→ **EXERCISE DESCRIPTION**: Only the lines from the one with "Decode this image" to the end of the data below should be given again, exactly, with both ends included and pictures omitted.

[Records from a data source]
——

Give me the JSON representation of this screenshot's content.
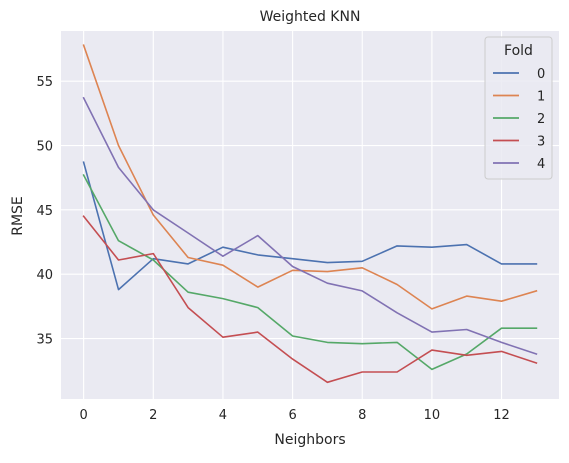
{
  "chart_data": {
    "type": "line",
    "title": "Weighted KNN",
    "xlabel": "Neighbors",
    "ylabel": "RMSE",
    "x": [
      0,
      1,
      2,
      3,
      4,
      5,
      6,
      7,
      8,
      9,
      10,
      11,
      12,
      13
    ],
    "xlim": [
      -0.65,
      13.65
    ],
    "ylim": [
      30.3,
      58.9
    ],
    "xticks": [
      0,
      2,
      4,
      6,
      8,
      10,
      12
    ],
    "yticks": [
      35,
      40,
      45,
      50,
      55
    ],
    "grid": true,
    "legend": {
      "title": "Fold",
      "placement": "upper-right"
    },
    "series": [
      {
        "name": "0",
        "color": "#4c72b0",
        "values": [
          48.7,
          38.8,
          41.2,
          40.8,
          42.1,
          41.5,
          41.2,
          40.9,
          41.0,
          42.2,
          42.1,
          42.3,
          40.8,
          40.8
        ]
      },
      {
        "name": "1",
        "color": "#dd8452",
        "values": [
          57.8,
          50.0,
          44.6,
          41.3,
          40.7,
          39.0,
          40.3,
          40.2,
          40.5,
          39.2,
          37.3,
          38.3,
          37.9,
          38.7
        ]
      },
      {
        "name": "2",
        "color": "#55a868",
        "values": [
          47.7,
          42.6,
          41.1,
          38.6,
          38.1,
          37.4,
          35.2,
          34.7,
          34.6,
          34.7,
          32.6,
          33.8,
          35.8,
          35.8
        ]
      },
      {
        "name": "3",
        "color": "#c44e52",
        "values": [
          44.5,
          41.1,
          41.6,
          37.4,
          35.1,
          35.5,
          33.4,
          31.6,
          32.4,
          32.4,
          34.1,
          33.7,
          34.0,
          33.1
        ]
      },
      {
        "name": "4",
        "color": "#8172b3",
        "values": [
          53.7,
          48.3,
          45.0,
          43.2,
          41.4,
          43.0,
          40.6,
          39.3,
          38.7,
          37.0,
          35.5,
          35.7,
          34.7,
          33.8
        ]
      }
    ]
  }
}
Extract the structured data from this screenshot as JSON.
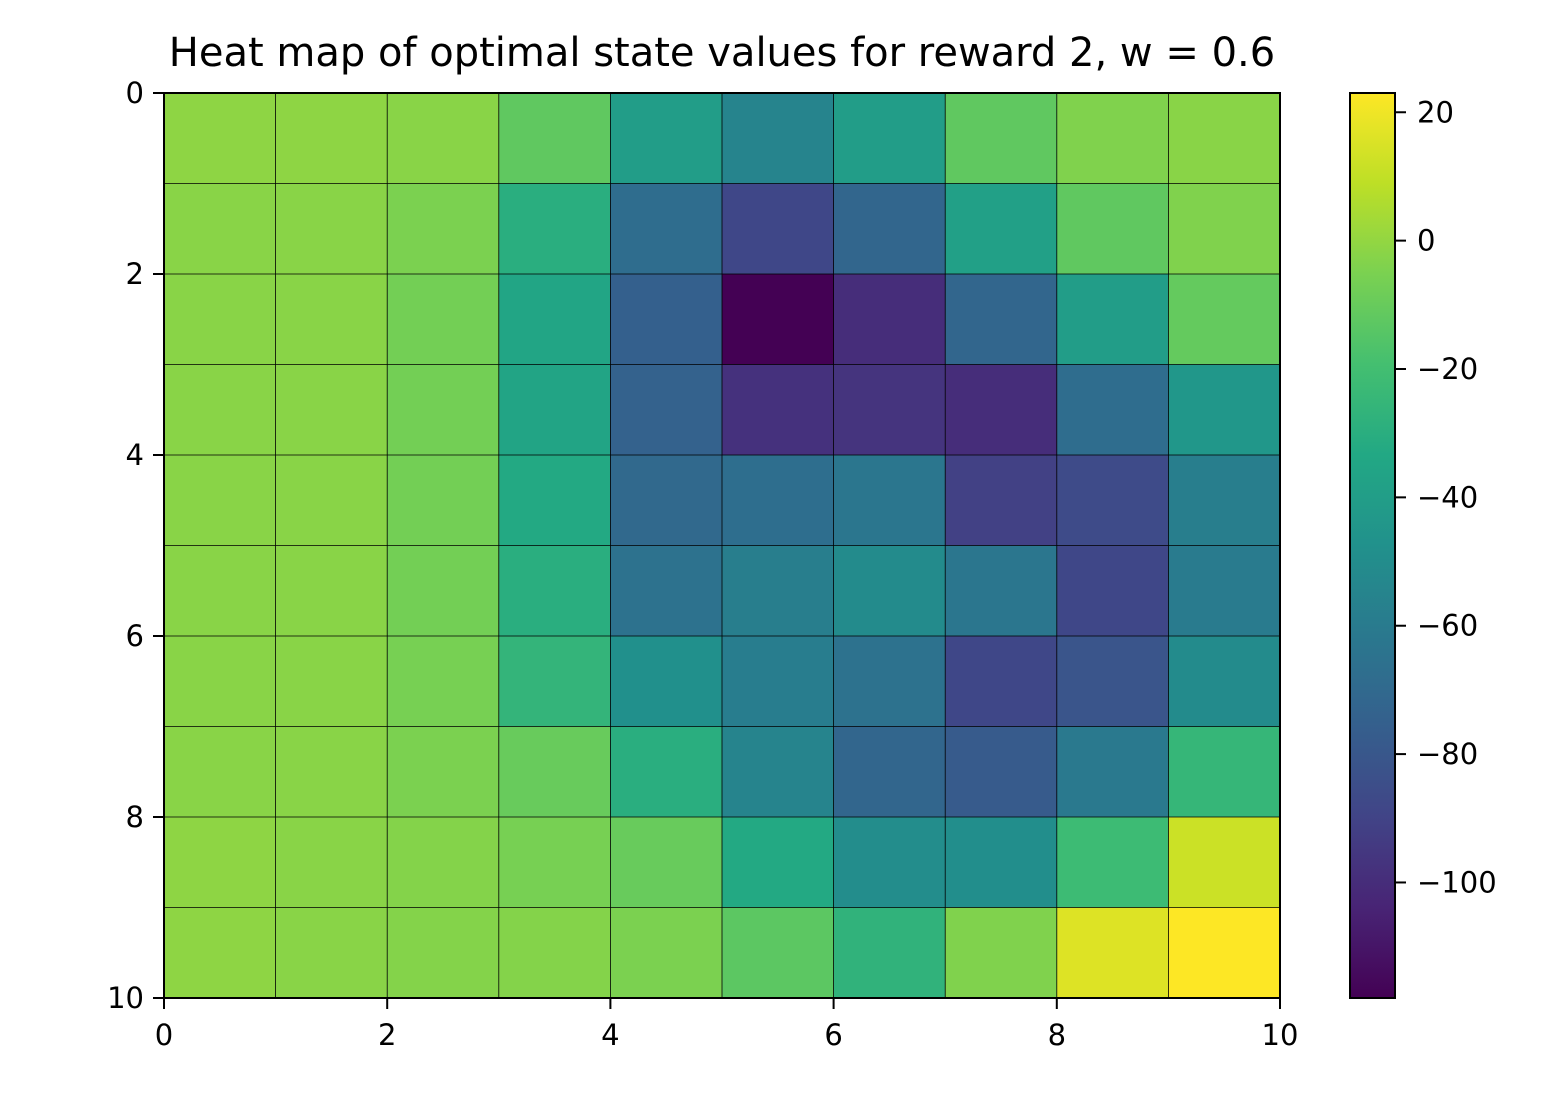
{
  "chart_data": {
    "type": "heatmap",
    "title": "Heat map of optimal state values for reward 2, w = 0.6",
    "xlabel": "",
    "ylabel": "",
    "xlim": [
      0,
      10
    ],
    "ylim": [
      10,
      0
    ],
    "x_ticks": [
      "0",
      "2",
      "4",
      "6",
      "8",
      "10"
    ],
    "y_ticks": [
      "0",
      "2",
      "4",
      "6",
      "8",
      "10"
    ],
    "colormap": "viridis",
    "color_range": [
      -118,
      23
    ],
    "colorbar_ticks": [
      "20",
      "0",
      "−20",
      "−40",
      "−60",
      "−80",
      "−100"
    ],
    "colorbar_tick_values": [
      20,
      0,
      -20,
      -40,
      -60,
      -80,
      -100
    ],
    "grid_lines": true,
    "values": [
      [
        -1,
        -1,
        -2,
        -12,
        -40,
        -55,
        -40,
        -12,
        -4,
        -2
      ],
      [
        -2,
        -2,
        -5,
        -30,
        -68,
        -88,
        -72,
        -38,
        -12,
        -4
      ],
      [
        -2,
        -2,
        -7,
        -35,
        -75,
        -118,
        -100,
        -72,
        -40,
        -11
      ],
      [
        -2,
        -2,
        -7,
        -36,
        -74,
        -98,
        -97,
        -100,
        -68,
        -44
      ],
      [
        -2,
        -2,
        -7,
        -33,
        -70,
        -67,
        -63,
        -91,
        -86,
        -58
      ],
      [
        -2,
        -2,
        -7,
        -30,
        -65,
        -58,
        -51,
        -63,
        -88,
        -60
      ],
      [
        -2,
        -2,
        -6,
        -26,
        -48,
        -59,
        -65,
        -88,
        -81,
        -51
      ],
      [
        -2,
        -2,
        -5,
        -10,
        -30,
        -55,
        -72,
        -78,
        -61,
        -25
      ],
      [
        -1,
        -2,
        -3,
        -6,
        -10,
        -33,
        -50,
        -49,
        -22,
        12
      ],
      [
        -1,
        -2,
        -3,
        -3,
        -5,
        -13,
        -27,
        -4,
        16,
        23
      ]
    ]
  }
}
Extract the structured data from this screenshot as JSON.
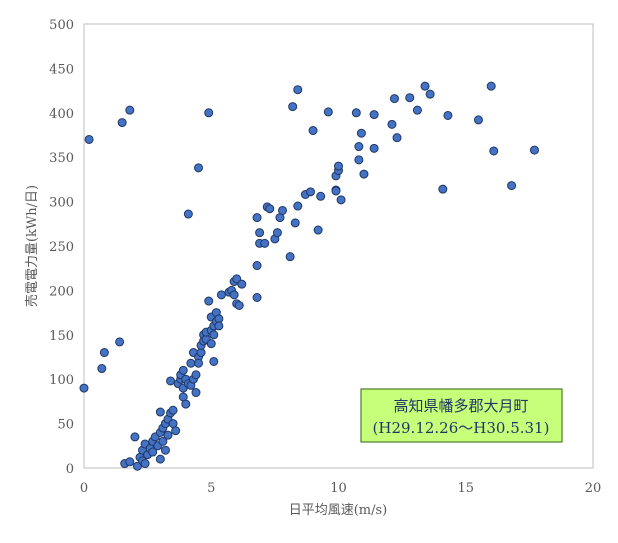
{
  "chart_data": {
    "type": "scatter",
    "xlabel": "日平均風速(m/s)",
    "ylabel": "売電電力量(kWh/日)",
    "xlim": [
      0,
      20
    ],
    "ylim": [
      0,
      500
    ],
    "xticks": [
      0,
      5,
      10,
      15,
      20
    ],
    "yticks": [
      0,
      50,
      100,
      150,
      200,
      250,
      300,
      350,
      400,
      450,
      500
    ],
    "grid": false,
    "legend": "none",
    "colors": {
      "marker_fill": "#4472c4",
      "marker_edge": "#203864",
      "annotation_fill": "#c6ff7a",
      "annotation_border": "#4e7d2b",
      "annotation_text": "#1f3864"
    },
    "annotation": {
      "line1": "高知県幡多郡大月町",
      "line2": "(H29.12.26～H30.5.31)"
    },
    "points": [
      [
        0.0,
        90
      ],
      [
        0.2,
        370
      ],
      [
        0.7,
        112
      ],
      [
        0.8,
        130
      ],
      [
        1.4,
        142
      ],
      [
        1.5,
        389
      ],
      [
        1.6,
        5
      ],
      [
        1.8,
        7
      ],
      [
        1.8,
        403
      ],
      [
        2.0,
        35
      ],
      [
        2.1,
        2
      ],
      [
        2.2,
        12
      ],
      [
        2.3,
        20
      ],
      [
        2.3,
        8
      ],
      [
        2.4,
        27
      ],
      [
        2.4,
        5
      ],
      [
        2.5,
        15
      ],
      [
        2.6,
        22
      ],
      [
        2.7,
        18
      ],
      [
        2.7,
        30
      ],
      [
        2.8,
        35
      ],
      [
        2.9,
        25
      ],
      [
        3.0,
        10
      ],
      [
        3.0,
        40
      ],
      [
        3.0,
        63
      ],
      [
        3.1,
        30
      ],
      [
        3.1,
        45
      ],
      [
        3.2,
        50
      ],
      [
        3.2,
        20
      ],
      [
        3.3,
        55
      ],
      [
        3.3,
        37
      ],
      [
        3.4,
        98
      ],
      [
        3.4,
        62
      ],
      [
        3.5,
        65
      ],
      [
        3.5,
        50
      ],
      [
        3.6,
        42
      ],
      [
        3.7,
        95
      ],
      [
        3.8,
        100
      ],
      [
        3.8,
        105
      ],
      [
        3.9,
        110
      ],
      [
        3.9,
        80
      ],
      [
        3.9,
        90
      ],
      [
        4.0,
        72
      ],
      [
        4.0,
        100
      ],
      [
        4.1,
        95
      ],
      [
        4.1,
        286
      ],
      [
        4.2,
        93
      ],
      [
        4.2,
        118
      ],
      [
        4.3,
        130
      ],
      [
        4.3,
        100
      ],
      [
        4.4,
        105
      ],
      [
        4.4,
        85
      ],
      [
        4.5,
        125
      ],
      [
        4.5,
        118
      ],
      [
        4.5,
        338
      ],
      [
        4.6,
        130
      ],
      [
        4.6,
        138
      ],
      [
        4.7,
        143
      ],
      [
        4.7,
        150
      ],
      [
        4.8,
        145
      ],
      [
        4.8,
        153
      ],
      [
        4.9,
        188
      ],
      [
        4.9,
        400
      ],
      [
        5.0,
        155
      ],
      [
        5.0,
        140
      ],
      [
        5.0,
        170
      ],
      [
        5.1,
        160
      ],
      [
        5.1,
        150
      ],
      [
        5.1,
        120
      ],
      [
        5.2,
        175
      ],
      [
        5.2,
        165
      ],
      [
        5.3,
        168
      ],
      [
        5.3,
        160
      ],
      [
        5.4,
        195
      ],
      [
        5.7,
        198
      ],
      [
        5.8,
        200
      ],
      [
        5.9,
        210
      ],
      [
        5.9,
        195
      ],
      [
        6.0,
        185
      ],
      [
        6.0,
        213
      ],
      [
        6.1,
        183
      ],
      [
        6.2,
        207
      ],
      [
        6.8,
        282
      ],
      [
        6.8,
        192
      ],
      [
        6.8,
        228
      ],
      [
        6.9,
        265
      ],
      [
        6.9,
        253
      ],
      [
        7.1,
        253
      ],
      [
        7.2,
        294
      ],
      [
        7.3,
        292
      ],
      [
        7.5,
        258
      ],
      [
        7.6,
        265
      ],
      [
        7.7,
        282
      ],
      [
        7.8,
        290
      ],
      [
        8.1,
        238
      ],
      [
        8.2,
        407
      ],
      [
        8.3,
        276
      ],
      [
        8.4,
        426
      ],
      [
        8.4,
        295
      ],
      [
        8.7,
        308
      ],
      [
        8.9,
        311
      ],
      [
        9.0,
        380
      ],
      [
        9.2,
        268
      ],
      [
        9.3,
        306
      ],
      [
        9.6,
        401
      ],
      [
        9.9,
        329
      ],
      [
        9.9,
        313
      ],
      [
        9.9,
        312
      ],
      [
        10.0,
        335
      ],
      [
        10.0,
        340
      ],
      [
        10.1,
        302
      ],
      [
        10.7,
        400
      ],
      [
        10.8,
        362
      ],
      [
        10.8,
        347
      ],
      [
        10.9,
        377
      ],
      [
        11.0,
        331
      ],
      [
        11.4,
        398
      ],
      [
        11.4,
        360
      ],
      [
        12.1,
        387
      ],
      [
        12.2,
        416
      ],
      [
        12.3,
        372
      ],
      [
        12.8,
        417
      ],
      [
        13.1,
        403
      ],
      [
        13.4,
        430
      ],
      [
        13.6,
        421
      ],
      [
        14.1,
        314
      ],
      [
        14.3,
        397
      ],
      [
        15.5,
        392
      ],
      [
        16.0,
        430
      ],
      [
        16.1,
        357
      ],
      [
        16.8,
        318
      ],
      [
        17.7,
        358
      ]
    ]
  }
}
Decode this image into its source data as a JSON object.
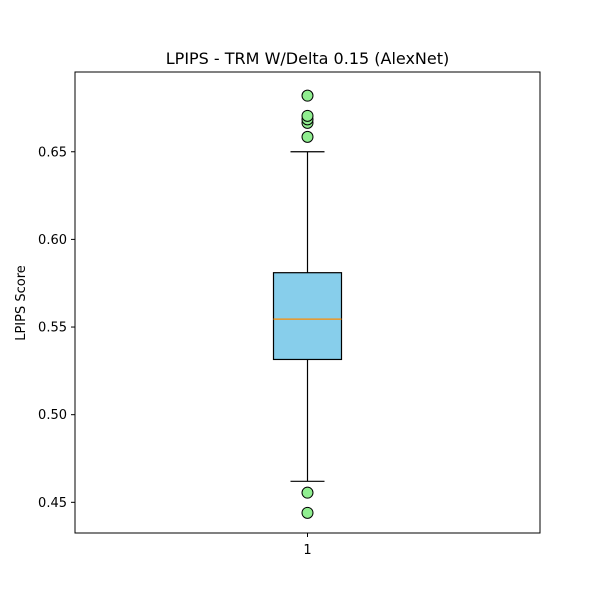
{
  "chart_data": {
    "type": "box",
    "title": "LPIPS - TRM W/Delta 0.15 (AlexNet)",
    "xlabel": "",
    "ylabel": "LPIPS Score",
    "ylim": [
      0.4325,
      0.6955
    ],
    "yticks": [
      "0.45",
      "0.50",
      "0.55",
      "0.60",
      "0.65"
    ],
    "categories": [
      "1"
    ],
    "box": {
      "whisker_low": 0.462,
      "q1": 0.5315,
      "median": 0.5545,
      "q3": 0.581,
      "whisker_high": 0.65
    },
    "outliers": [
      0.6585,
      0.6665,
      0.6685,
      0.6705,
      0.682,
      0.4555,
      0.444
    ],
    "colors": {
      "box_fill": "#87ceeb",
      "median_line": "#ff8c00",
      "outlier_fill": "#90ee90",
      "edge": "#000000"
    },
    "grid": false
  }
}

——

→ **TASK RESPONSE**:
Decode this image into its source data as a JSON object.
{
  "chart_data": {
    "type": "box",
    "title": "LPIPS - TRM W/Delta 0.15 (AlexNet)",
    "xlabel": "",
    "ylabel": "LPIPS Score",
    "ylim": [
      0.4325,
      0.6955
    ],
    "yticks": [
      "0.45",
      "0.50",
      "0.55",
      "0.60",
      "0.65"
    ],
    "categories": [
      "1"
    ],
    "box": {
      "whisker_low": 0.462,
      "q1": 0.5315,
      "median": 0.5545,
      "q3": 0.581,
      "whisker_high": 0.65
    },
    "outliers": [
      0.6585,
      0.6665,
      0.6685,
      0.6705,
      0.682,
      0.4555,
      0.444
    ],
    "colors": {
      "box_fill": "#87ceeb",
      "median_line": "#ff8c00",
      "outlier_fill": "#90ee90",
      "edge": "#000000"
    },
    "grid": false
  }
}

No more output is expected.